• **REQUIREMENT**
Which lines in the records below contain the word "secteur"? Return each of them.

* * * *

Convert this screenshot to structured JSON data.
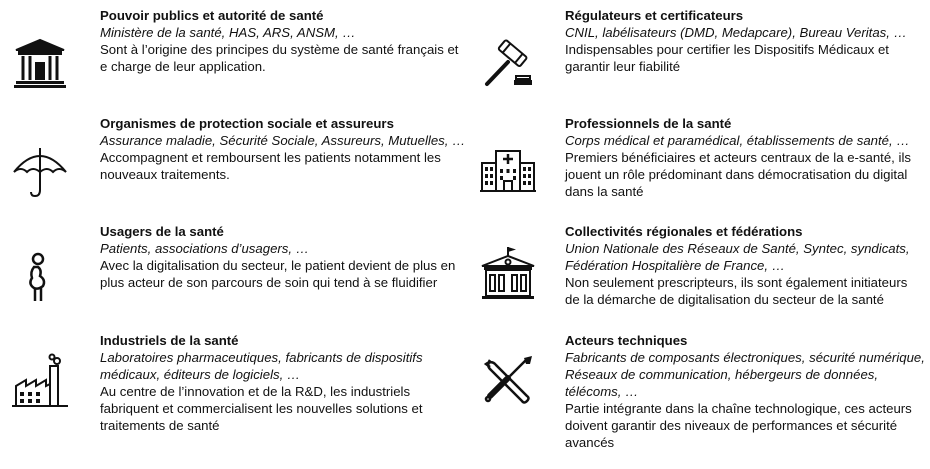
{
  "blocks": [
    {
      "id": "pouvoirs-publics",
      "icon": "government-building-icon",
      "title": "Pouvoir publics et autorité de santé",
      "examples": "Ministère de la santé, HAS, ARS, ANSM, …",
      "description": "Sont à l’origine des principes du système de santé français et\ne charge de leur application."
    },
    {
      "id": "regulateurs",
      "icon": "gavel-icon",
      "title": "Régulateurs et certificateurs",
      "examples": "CNIL, labélisateurs (DMD, Medapcare), Bureau Veritas, …",
      "description": "Indispensables pour certifier les Dispositifs Médicaux et\ngarantir leur fiabilité"
    },
    {
      "id": "protection-sociale",
      "icon": "umbrella-icon",
      "title": "Organismes de protection sociale et assureurs",
      "examples": "Assurance maladie, Sécurité Sociale, Assureurs, Mutuelles, …",
      "description": "Accompagnent et remboursent les patients notamment les\nnouveaux traitements."
    },
    {
      "id": "professionnels",
      "icon": "hospital-icon",
      "title": "Professionnels de la santé",
      "examples": "Corps médical et paramédical, établissements de santé, …",
      "description": "Premiers bénéficiaires et acteurs centraux de la e-santé, ils\njouent un rôle prédominant dans  démocratisation du digital\ndans la santé"
    },
    {
      "id": "usagers",
      "icon": "pregnant-person-icon",
      "title": "Usagers de la santé",
      "examples": "Patients, associations d’usagers, …",
      "description": "Avec la digitalisation du secteur, le patient devient de plus en\nplus acteur de son parcours de soin qui tend à se fluidifier"
    },
    {
      "id": "collectivites",
      "icon": "town-hall-icon",
      "title": "Collectivités régionales et fédérations",
      "examples": "Union Nationale des Réseaux de Santé, Syntec, syndicats,\nFédération Hospitalière de France, …",
      "description": "Non seulement prescripteurs, ils sont également initiateurs\nde la démarche de digitalisation du secteur de la santé"
    },
    {
      "id": "industriels",
      "icon": "factory-icon",
      "title": "Industriels de la santé",
      "examples": "Laboratoires pharmaceutiques, fabricants de dispositifs\nmédicaux, éditeurs de logiciels, …",
      "description": "Au centre de l’innovation et de la R&D, les industriels\nfabriquent et commercialisent les nouvelles solutions et\ntraitements de santé"
    },
    {
      "id": "acteurs-techniques",
      "icon": "tools-icon",
      "title": "Acteurs techniques",
      "examples": "Fabricants de composants électroniques, sécurité numérique,\nRéseaux de communication, hébergeurs de données,\ntélécoms, …",
      "description": "Partie intégrante dans la chaîne technologique, ces acteurs\ndoivent garantir des niveaux de performances et sécurité\navancés"
    }
  ]
}
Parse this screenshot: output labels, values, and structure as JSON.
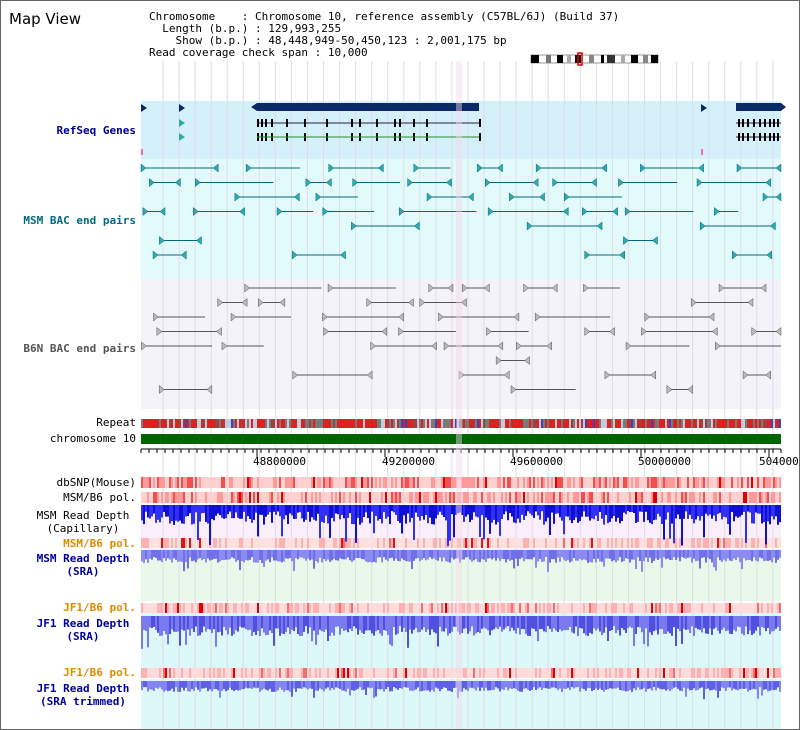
{
  "page": {
    "title": "Map View"
  },
  "info": {
    "chromosome_key": "Chromosome",
    "chromosome_value": "Chromosome 10, reference assembly (C57BL/6J) (Build 37)",
    "length_key": "Length (b.p.)",
    "length_value": "129,993,255",
    "show_key": "Show (b.p.)",
    "show_value": "48,448,949-50,450,123 : 2,001,175 bp",
    "coverage_key": "Read coverage check span",
    "coverage_value": "10,000"
  },
  "tracks": {
    "refseq": "RefSeq Genes",
    "msm_bac": "MSM BAC end pairs",
    "b6n_bac": "B6N BAC end pairs",
    "repeat": "Repeat",
    "chromosome": "chromosome 10",
    "dbsnp": "dbSNP(Mouse)",
    "msm_pol1": "MSM/B6 pol.",
    "msm_depth_cap_1": "MSM Read Depth",
    "msm_depth_cap_2": "(Capillary)",
    "msm_pol2": "MSM/B6 pol.",
    "msm_depth_sra_1": "MSM Read Depth",
    "msm_depth_sra_2": "(SRA)",
    "jf1_pol1": "JF1/B6 pol.",
    "jf1_depth_sra_1": "JF1 Read Depth",
    "jf1_depth_sra_2": "(SRA)",
    "jf1_pol2": "JF1/B6 pol.",
    "jf1_depth_trim_1": "JF1 Read Depth",
    "jf1_depth_trim_2": "(SRA trimmed)"
  },
  "axis": {
    "ticks": [
      "48800000",
      "49200000",
      "49600000",
      "50000000",
      "504000"
    ]
  },
  "colors": {
    "refseq_label": "#00008b",
    "msm_label": "#006a80",
    "b6n_label": "#555555",
    "orange_label": "#e08a00",
    "blue_label": "#0000a0",
    "refseq_bg": "#d4f0fa",
    "msm_bg": "#e2fafa",
    "b6n_bg": "#f5f3fa",
    "chrom_green": "#006400",
    "depth_blue": "#1e1ee6",
    "depth_light": "#8080f0"
  }
}
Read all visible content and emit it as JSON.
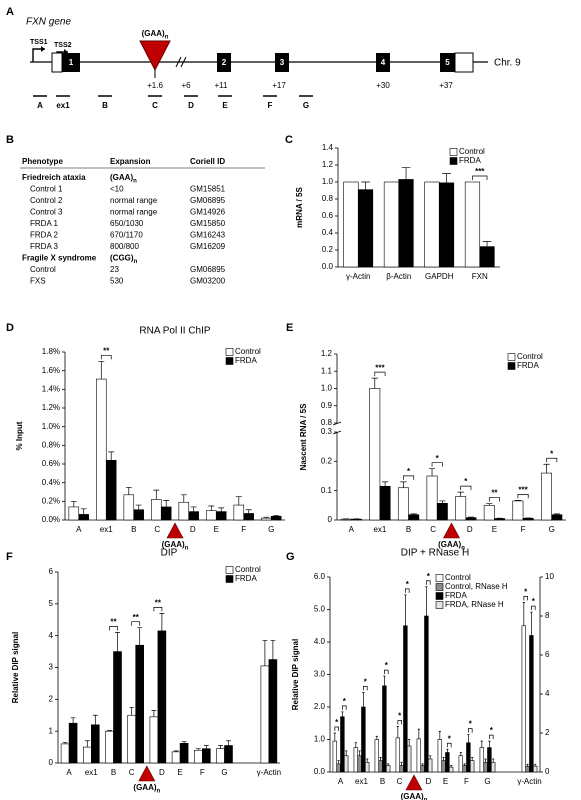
{
  "gene_map": {
    "panel": "A",
    "title": "FXN gene",
    "tss": [
      "TSS1",
      "TSS2"
    ],
    "exons": [
      "1",
      "2",
      "3",
      "4",
      "5"
    ],
    "repeat": {
      "label": "(GAA)",
      "subscript": "n"
    },
    "positions": [
      "+1.6",
      "+6",
      "+11",
      "+17",
      "+30",
      "+37"
    ],
    "chromosome": "Chr. 9",
    "amplicons": [
      "A",
      "ex1",
      "B",
      "C",
      "D",
      "E",
      "F",
      "G"
    ]
  },
  "table": {
    "panel": "B",
    "columns": [
      "Phenotype",
      "Expansion",
      "Coriell ID"
    ],
    "rows": [
      {
        "title": "Friedreich ataxia",
        "expansion": "(GAA)",
        "subscript": "n"
      },
      [
        "Control 1",
        "<10",
        "GM15851"
      ],
      [
        "Control 2",
        "normal range",
        "GM06895"
      ],
      [
        "Control 3",
        "normal range",
        "GM14926"
      ],
      [
        "FRDA 1",
        "650/1030",
        "GM15850"
      ],
      [
        "FRDA 2",
        "670/1170",
        "GM16243"
      ],
      [
        "FRDA 3",
        "800/800",
        "GM16209"
      ],
      {
        "title": "Fragile X syndrome",
        "expansion": "(CGG)",
        "subscript": "n"
      },
      [
        "Control",
        "23",
        "GM06895"
      ],
      [
        "FXS",
        "530",
        "GM03200"
      ]
    ]
  },
  "chart_data": [
    {
      "panel": "C",
      "type": "bar",
      "ylabel": "mRNA / 5S",
      "categories": [
        "γ-Actin",
        "β-Actin",
        "GAPDH",
        "FXN"
      ],
      "ylim": [
        0,
        1.4
      ],
      "yticks": [
        {
          "value": 0,
          "label": "0.0"
        },
        0.2,
        0.4,
        0.6,
        0.8,
        {
          "value": 1,
          "label": "1.0"
        },
        1.2,
        1.4
      ],
      "legend": "upper right",
      "series": [
        {
          "name": "Control",
          "color": "#ffffff",
          "values": [
            1,
            1,
            1,
            1
          ],
          "significance": [
            null,
            null,
            null,
            "***"
          ]
        },
        {
          "name": "FRDA",
          "color": "#000000",
          "values": [
            0.91,
            1.03,
            0.99,
            0.24
          ],
          "errors": [
            0.09,
            0.14,
            0.11,
            0.06
          ]
        }
      ]
    },
    {
      "panel": "D",
      "type": "bar",
      "title": "RNA Pol II ChIP",
      "ylabel": "% Input",
      "categories": [
        "A",
        "ex1",
        "B",
        "C",
        "D",
        "E",
        "F",
        "G"
      ],
      "marker": {
        "label": "(GAA)",
        "subscript": "n"
      },
      "ylim": [
        0,
        1.8
      ],
      "yticks": [
        {
          "value": 0,
          "label": "0.0%"
        },
        {
          "value": 0.2,
          "label": "0.2%"
        },
        {
          "value": 0.4,
          "label": "0.4%"
        },
        {
          "value": 0.6,
          "label": "0.6%"
        },
        {
          "value": 0.8,
          "label": "0.8%"
        },
        {
          "value": 1,
          "label": "1.0%"
        },
        {
          "value": 1.2,
          "label": "1.2%"
        },
        {
          "value": 1.4,
          "label": "1.4%"
        },
        {
          "value": 1.6,
          "label": "1.6%"
        },
        {
          "value": 1.8,
          "label": "1.8%"
        }
      ],
      "legend": "upper right",
      "series": [
        {
          "name": "Control",
          "color": "#ffffff",
          "values": [
            0.14,
            1.51,
            0.27,
            0.22,
            0.19,
            0.1,
            0.16,
            0.02
          ],
          "errors": [
            0.06,
            0.19,
            0.08,
            0.1,
            0.08,
            0.05,
            0.09,
            0.01
          ],
          "significance": [
            null,
            "**",
            null,
            null,
            null,
            null,
            null,
            null
          ]
        },
        {
          "name": "FRDA",
          "color": "#000000",
          "values": [
            0.06,
            0.64,
            0.11,
            0.14,
            0.09,
            0.09,
            0.07,
            0.04
          ],
          "errors": [
            0.06,
            0.09,
            0.05,
            0.07,
            0.05,
            0.04,
            0.04,
            0.01
          ]
        }
      ]
    },
    {
      "panel": "E",
      "type": "bar",
      "ylabel": "Nascent RNA / 5S",
      "categories": [
        "A",
        "ex1",
        "B",
        "C",
        "D",
        "E",
        "F",
        "G"
      ],
      "marker": {
        "label": "(GAA)",
        "subscript": "n"
      },
      "ylim": [
        0,
        1.2
      ],
      "ybreak": [
        0.3,
        0.8
      ],
      "yticks": [
        0,
        0.1,
        0.2,
        0.3,
        0.8,
        0.9,
        {
          "value": 1,
          "label": "1.0"
        },
        1.1,
        1.2
      ],
      "legend": "upper right",
      "series": [
        {
          "name": "Control",
          "color": "#ffffff",
          "values": [
            0.003,
            1.0,
            0.11,
            0.15,
            0.08,
            0.05,
            0.065,
            0.16
          ],
          "errors": [
            0.001,
            0.06,
            0.02,
            0.025,
            0.015,
            0.006,
            0.002,
            0.03
          ],
          "significance": [
            null,
            "***",
            "*",
            "*",
            "*",
            "**",
            "***",
            "*"
          ]
        },
        {
          "name": "FRDA",
          "color": "#000000",
          "values": [
            0.003,
            0.115,
            0.018,
            0.057,
            0.008,
            0.005,
            0.006,
            0.018
          ],
          "errors": [
            0.001,
            0.015,
            0.003,
            0.008,
            0.002,
            0.001,
            0.001,
            0.003
          ]
        }
      ]
    },
    {
      "panel": "F",
      "type": "bar",
      "title": "DIP",
      "ylabel": "Relative DIP signal",
      "categories": [
        "A",
        "ex1",
        "B",
        "C",
        "D",
        "E",
        "F",
        "G",
        "γ-Actin"
      ],
      "marker": {
        "label": "(GAA)",
        "subscript": "n"
      },
      "ylim": [
        0,
        6
      ],
      "yticks": [
        0,
        1,
        2,
        3,
        4,
        5,
        6
      ],
      "legend": "upper right",
      "series": [
        {
          "name": "Control",
          "color": "#ffffff",
          "values": [
            0.6,
            0.5,
            1.0,
            1.5,
            1.45,
            0.35,
            0.4,
            0.45,
            3.05
          ],
          "errors": [
            0.05,
            0.2,
            0.02,
            0.25,
            0.2,
            0.03,
            0.05,
            0.1,
            0.8
          ],
          "significance": [
            null,
            null,
            "**",
            "**",
            "**",
            null,
            null,
            null,
            null
          ]
        },
        {
          "name": "FRDA",
          "color": "#000000",
          "values": [
            1.25,
            1.2,
            3.5,
            3.7,
            4.15,
            0.62,
            0.45,
            0.55,
            3.25
          ],
          "errors": [
            0.17,
            0.3,
            0.6,
            0.55,
            0.55,
            0.05,
            0.1,
            0.15,
            0.6
          ]
        }
      ]
    },
    {
      "panel": "G",
      "type": "bar",
      "title": "DIP + RNase H",
      "ylabel": "Relative DIP signal",
      "categories": [
        "A",
        "ex1",
        "B",
        "C",
        "D",
        "E",
        "F",
        "G",
        "γ-Actin"
      ],
      "category_axes": [
        "y",
        "y",
        "y",
        "y",
        "y",
        "y",
        "y",
        "y",
        "y2"
      ],
      "marker": {
        "label": "(GAA)",
        "subscript": "n"
      },
      "ylim": [
        0,
        6
      ],
      "yticks": [
        {
          "value": 0,
          "label": "0.0"
        },
        {
          "value": 1,
          "label": "1.0"
        },
        {
          "value": 2,
          "label": "2.0"
        },
        {
          "value": 3,
          "label": "3.0"
        },
        {
          "value": 4,
          "label": "4.0"
        },
        {
          "value": 5,
          "label": "5.0"
        },
        {
          "value": 6,
          "label": "6.0"
        }
      ],
      "y2lim": [
        0,
        10
      ],
      "y2ticks": [
        0,
        2,
        4,
        6,
        8,
        10
      ],
      "legend": "upper right",
      "series": [
        {
          "name": "Control",
          "color": "#ffffff",
          "values": [
            0.95,
            0.75,
            1.0,
            1.05,
            1.02,
            1.0,
            0.5,
            0.75,
            7.5
          ],
          "errors": [
            0.25,
            0.15,
            0.1,
            0.35,
            0.3,
            0.25,
            0.1,
            0.2,
            1.2
          ],
          "significance": [
            "*",
            null,
            null,
            "*",
            null,
            null,
            null,
            null,
            "*"
          ]
        },
        {
          "name": "Control, RNase H",
          "color": "#8c8c8c",
          "values": [
            0.25,
            0.5,
            0.35,
            0.2,
            0.2,
            0.35,
            0.2,
            0.3,
            0.3
          ],
          "errors": [
            0.1,
            0.15,
            0.1,
            0.1,
            0.05,
            0.1,
            0.05,
            0.1,
            0.1
          ]
        },
        {
          "name": "FRDA",
          "color": "#000000",
          "values": [
            1.7,
            2.0,
            2.65,
            4.5,
            4.8,
            0.6,
            0.9,
            0.75,
            7.0
          ],
          "errors": [
            0.15,
            0.45,
            0.3,
            0.95,
            0.9,
            0.1,
            0.25,
            0.2,
            1.2
          ],
          "significance": [
            "*",
            "*",
            "*",
            "*",
            "*",
            "*",
            "*",
            "*",
            "*"
          ]
        },
        {
          "name": "FRDA, RNase H",
          "color": "#e3e3e3",
          "values": [
            0.5,
            0.3,
            0.2,
            0.8,
            0.4,
            0.15,
            0.35,
            0.3,
            0.3
          ],
          "errors": [
            0.15,
            0.1,
            0.05,
            0.2,
            0.1,
            0.05,
            0.1,
            0.1,
            0.1
          ]
        }
      ]
    }
  ]
}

* * * *

• **RESPONSE**
      "description": "Avec la digitalisation du secteur, le patient devient de plus en\nplus acteur de son parcours de soin qui tend à se fluidifier"
      "description": "Non seulement prescripteurs, ils sont également initiateurs\nde la démarche de digitalisation du secteur de la santé"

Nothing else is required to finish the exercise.